## Problem to work on
Extract all of the entries and set them down verbatim.

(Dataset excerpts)
----

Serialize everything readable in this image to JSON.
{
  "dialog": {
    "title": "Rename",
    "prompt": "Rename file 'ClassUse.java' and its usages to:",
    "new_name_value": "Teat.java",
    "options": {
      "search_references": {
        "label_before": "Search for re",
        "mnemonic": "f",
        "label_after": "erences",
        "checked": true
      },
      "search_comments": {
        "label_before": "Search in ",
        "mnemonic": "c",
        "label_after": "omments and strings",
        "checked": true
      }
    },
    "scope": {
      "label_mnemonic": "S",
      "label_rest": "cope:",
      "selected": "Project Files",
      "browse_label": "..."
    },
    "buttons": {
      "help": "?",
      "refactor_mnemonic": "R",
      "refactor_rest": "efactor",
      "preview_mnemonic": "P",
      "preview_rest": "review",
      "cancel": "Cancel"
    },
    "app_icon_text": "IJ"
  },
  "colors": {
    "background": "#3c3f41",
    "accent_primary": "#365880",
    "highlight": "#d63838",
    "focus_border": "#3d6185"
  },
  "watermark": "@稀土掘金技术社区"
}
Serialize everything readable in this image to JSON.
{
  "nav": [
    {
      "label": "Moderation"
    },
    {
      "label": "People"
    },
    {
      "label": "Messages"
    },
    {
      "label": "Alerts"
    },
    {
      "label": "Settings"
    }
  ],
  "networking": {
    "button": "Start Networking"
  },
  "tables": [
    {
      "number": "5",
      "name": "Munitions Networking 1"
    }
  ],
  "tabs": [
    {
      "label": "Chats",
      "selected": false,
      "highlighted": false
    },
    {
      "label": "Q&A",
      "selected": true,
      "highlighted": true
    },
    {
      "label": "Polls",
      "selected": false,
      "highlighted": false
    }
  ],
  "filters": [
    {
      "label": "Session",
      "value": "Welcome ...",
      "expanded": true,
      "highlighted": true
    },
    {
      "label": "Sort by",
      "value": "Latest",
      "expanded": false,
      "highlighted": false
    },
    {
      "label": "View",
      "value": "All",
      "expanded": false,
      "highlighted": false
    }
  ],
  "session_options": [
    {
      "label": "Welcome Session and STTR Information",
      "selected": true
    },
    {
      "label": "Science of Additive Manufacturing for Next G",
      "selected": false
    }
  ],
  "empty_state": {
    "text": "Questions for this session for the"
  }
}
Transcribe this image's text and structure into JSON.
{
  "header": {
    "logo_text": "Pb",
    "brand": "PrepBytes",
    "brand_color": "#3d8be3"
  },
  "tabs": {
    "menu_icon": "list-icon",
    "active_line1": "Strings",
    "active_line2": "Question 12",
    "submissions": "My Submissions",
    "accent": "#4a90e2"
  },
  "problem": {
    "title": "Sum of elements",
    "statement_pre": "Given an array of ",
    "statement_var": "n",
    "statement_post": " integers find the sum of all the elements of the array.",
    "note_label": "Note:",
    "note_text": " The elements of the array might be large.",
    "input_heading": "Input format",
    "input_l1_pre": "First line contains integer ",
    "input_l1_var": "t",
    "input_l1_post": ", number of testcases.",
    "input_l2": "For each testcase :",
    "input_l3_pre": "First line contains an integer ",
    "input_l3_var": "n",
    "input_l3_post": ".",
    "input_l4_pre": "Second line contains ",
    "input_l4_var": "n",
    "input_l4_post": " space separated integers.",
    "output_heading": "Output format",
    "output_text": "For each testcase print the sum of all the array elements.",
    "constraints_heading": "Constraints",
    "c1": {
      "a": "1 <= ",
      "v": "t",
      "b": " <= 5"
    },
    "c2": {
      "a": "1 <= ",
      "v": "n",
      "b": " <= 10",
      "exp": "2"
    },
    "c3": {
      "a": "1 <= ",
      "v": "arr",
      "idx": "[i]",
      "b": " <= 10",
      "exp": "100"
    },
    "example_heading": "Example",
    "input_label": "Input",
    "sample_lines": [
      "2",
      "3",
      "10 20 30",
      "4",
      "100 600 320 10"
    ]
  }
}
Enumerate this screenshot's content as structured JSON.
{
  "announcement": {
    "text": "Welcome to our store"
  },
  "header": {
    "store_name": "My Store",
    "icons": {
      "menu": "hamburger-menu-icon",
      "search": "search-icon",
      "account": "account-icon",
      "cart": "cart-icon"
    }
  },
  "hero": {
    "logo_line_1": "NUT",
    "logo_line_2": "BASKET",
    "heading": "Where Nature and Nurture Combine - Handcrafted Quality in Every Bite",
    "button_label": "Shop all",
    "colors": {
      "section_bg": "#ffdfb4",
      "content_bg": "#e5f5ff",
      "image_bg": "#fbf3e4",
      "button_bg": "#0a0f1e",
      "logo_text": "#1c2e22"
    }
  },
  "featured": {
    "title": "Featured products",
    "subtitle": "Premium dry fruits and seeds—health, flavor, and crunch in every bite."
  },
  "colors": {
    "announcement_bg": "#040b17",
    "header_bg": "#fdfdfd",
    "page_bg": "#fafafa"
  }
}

----

## Exercise response
Serialize everything readable in this image to JSON.
{
  "dialog": {
    "title": "Rename",
    "prompt": "Rename file 'ClassUse.java' and its usages to:",
    "new_name_value": "Teat.java",
    "options": {
      "search_references": {
        "label_before": "Search for re",
        "mnemonic": "f",
        "label_after": "erences",
        "checked": true
      },
      "search_comments": {
        "label_before": "Search in ",
        "mnemonic": "c",
        "label_after": "omments and strings",
        "checked": true
      }
    },
    "scope": {
      "label_mnemonic": "S",
      "label_rest": "cope:",
      "selected": "Project Files",
      "browse_label": "..."
    },
    "buttons": {
      "help": "?",
      "refactor_mnemonic": "R",
      "refactor_rest": "efactor",
      "preview_mnemonic": "P",
      "preview_rest": "review",
      "cancel": "Cancel"
    },
    "app_icon_text": "IJ"
  },
  "colors": {
    "background": "#3c3f41",
    "accent_primary": "#365880",
    "highlight": "#d63838",
    "focus_border": "#3d6185"
  },
  "watermark": "@稀土掘金技术社区"
}
Serialize everything readable in this image to JSON.
{
  "nav": [
    {
      "label": "Moderation"
    },
    {
      "label": "People"
    },
    {
      "label": "Messages"
    },
    {
      "label": "Alerts"
    },
    {
      "label": "Settings"
    }
  ],
  "networking": {
    "button": "Start Networking"
  },
  "tables": [
    {
      "number": "5",
      "name": "Munitions Networking 1"
    }
  ],
  "tabs": [
    {
      "label": "Chats",
      "selected": false,
      "highlighted": false
    },
    {
      "label": "Q&A",
      "selected": true,
      "highlighted": true
    },
    {
      "label": "Polls",
      "selected": false,
      "highlighted": false
    }
  ],
  "filters": [
    {
      "label": "Session",
      "value": "Welcome ...",
      "expanded": true,
      "highlighted": true
    },
    {
      "label": "Sort by",
      "value": "Latest",
      "expanded": false,
      "highlighted": false
    },
    {
      "label": "View",
      "value": "All",
      "expanded": false,
      "highlighted": false
    }
  ],
  "session_options": [
    {
      "label": "Welcome Session and STTR Information",
      "selected": true
    },
    {
      "label": "Science of Additive Manufacturing for Next G",
      "selected": false
    }
  ],
  "empty_state": {
    "text": "Questions for this session for the"
  }
}
Transcribe this image's text and structure into JSON.
{
  "header": {
    "logo_text": "Pb",
    "brand": "PrepBytes",
    "brand_color": "#3d8be3"
  },
  "tabs": {
    "menu_icon": "list-icon",
    "active_line1": "Strings",
    "active_line2": "Question 12",
    "submissions": "My Submissions",
    "accent": "#4a90e2"
  },
  "problem": {
    "title": "Sum of elements",
    "statement_pre": "Given an array of ",
    "statement_var": "n",
    "statement_post": " integers find the sum of all the elements of the array.",
    "note_label": "Note:",
    "note_text": " The elements of the array might be large.",
    "input_heading": "Input format",
    "input_l1_pre": "First line contains integer ",
    "input_l1_var": "t",
    "input_l1_post": ", number of testcases.",
    "input_l2": "For each testcase :",
    "input_l3_pre": "First line contains an integer ",
    "input_l3_var": "n",
    "input_l3_post": ".",
    "input_l4_pre": "Second line contains ",
    "input_l4_var": "n",
    "input_l4_post": " space separated integers.",
    "output_heading": "Output format",
    "output_text": "For each testcase print the sum of all the array elements.",
    "constraints_heading": "Constraints",
    "c1": {
      "a": "1 <= ",
      "v": "t",
      "b": " <= 5"
    },
    "c2": {
      "a": "1 <= ",
      "v": "n",
      "b": " <= 10",
      "exp": "2"
    },
    "c3": {
      "a": "1 <= ",
      "v": "arr",
      "idx": "[i]",
      "b": " <= 10",
      "exp": "100"
    },
    "example_heading": "Example",
    "input_label": "Input",
    "sample_lines": [
      "2",
      "3",
      "10 20 30",
      "4",
      "100 600 320 10"
    ]
  }
}
Enumerate this screenshot's content as structured JSON.
{
  "announcement": {
    "text": "Welcome to our store"
  },
  "header": {
    "store_name": "My Store",
    "icons": {
      "menu": "hamburger-menu-icon",
      "search": "search-icon",
      "account": "account-icon",
      "cart": "cart-icon"
    }
  },
  "hero": {
    "logo_line_1": "NUT",
    "logo_line_2": "BASKET",
    "heading": "Where Nature and Nurture Combine - Handcrafted Quality in Every Bite",
    "button_label": "Shop all",
    "colors": {
      "section_bg": "#ffdfb4",
      "content_bg": "#e5f5ff",
      "image_bg": "#fbf3e4",
      "button_bg": "#0a0f1e",
      "logo_text": "#1c2e22"
    }
  },
  "featured": {
    "title": "Featured products",
    "subtitle": "Premium dry fruits and seeds—health, flavor, and crunch in every bite."
  },
  "colors": {
    "announcement_bg": "#040b17",
    "header_bg": "#fdfdfd",
    "page_bg": "#fafafa"
  }
}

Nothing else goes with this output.